* _Records for the exercise_
•••••
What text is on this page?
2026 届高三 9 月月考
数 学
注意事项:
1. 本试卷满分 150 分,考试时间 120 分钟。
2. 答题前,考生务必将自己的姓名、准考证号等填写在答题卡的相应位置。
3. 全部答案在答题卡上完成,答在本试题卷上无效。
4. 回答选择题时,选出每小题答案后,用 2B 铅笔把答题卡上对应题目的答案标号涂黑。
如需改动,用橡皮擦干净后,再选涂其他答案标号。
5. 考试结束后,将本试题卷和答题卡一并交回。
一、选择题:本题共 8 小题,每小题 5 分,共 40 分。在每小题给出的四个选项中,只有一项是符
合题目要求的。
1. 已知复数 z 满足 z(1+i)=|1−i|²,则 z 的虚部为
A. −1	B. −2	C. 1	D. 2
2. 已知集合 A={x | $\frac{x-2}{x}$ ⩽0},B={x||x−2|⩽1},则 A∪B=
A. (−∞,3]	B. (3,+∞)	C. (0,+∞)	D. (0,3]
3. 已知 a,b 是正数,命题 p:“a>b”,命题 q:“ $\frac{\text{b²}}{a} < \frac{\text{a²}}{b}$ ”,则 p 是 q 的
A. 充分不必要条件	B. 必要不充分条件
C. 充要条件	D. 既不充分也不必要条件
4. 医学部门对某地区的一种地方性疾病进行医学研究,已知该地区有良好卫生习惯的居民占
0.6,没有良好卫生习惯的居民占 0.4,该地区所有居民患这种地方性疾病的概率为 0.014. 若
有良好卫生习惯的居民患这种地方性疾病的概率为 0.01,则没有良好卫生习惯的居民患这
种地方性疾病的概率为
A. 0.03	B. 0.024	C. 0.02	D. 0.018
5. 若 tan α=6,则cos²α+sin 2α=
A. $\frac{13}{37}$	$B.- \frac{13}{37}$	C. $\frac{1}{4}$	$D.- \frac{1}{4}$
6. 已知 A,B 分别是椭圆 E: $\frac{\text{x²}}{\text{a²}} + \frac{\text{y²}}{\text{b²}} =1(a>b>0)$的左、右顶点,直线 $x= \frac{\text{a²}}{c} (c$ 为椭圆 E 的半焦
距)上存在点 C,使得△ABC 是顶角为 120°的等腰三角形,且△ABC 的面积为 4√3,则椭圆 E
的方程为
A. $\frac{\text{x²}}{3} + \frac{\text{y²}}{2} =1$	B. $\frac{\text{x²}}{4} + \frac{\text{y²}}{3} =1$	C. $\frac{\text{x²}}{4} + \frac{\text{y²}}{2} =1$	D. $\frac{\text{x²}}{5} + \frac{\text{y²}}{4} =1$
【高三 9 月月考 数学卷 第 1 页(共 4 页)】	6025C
•••••
* _Brief_
All of the records must be retyped exactly as they are.

* _Solution to the problem_
What text is on this page?
2026 届高三 9 月月考
数 学
注意事项:
1. 本试卷满分 150 分,考试时间 120 分钟。
2. 答题前,考生务必将自己的姓名、准考证号等填写在答题卡的相应位置。
3. 全部答案在答题卡上完成,答在本试题卷上无效。
4. 回答选择题时,选出每小题答案后,用 2B 铅笔把答题卡上对应题目的答案标号涂黑。
如需改动,用橡皮擦干净后,再选涂其他答案标号。
5. 考试结束后,将本试题卷和答题卡一并交回。
一、选择题:本题共 8 小题,每小题 5 分,共 40 分。在每小题给出的四个选项中,只有一项是符
合题目要求的。
1. 已知复数 z 满足 z(1+i)=|1−i|²,则 z 的虚部为
A. −1	B. −2	C. 1	D. 2
2. 已知集合 A={x | $\frac{x-2}{x}$ ⩽0},B={x||x−2|⩽1},则 A∪B=
A. (−∞,3]	B. (3,+∞)	C. (0,+∞)	D. (0,3]
3. 已知 a,b 是正数,命题 p:“a>b”,命题 q:“ $\frac{\text{b²}}{a} < \frac{\text{a²}}{b}$ ”,则 p 是 q 的
A. 充分不必要条件	B. 必要不充分条件
C. 充要条件	D. 既不充分也不必要条件
4. 医学部门对某地区的一种地方性疾病进行医学研究,已知该地区有良好卫生习惯的居民占
0.6,没有良好卫生习惯的居民占 0.4,该地区所有居民患这种地方性疾病的概率为 0.014. 若
有良好卫生习惯的居民患这种地方性疾病的概率为 0.01,则没有良好卫生习惯的居民患这
种地方性疾病的概率为
A. 0.03	B. 0.024	C. 0.02	D. 0.018
5. 若 tan α=6,则cos²α+sin 2α=
A. $\frac{13}{37}$	$B.- \frac{13}{37}$	C. $\frac{1}{4}$	$D.- \frac{1}{4}$
6. 已知 A,B 分别是椭圆 E: $\frac{\text{x²}}{\text{a²}} + \frac{\text{y²}}{\text{b²}} =1(a>b>0)$的左、右顶点,直线 $x= \frac{\text{a²}}{c} (c$ 为椭圆 E 的半焦
距)上存在点 C,使得△ABC 是顶角为 120°的等腰三角形,且△ABC 的面积为 4√3,则椭圆 E
的方程为
A. $\frac{\text{x²}}{3} + \frac{\text{y²}}{2} =1$	B. $\frac{\text{x²}}{4} + \frac{\text{y²}}{3} =1$	C. $\frac{\text{x²}}{4} + \frac{\text{y²}}{2} =1$	D. $\frac{\text{x²}}{5} + \frac{\text{y²}}{4} =1$
【高三 9 月月考 数学卷 第 1 页(共 4 页)】	6025C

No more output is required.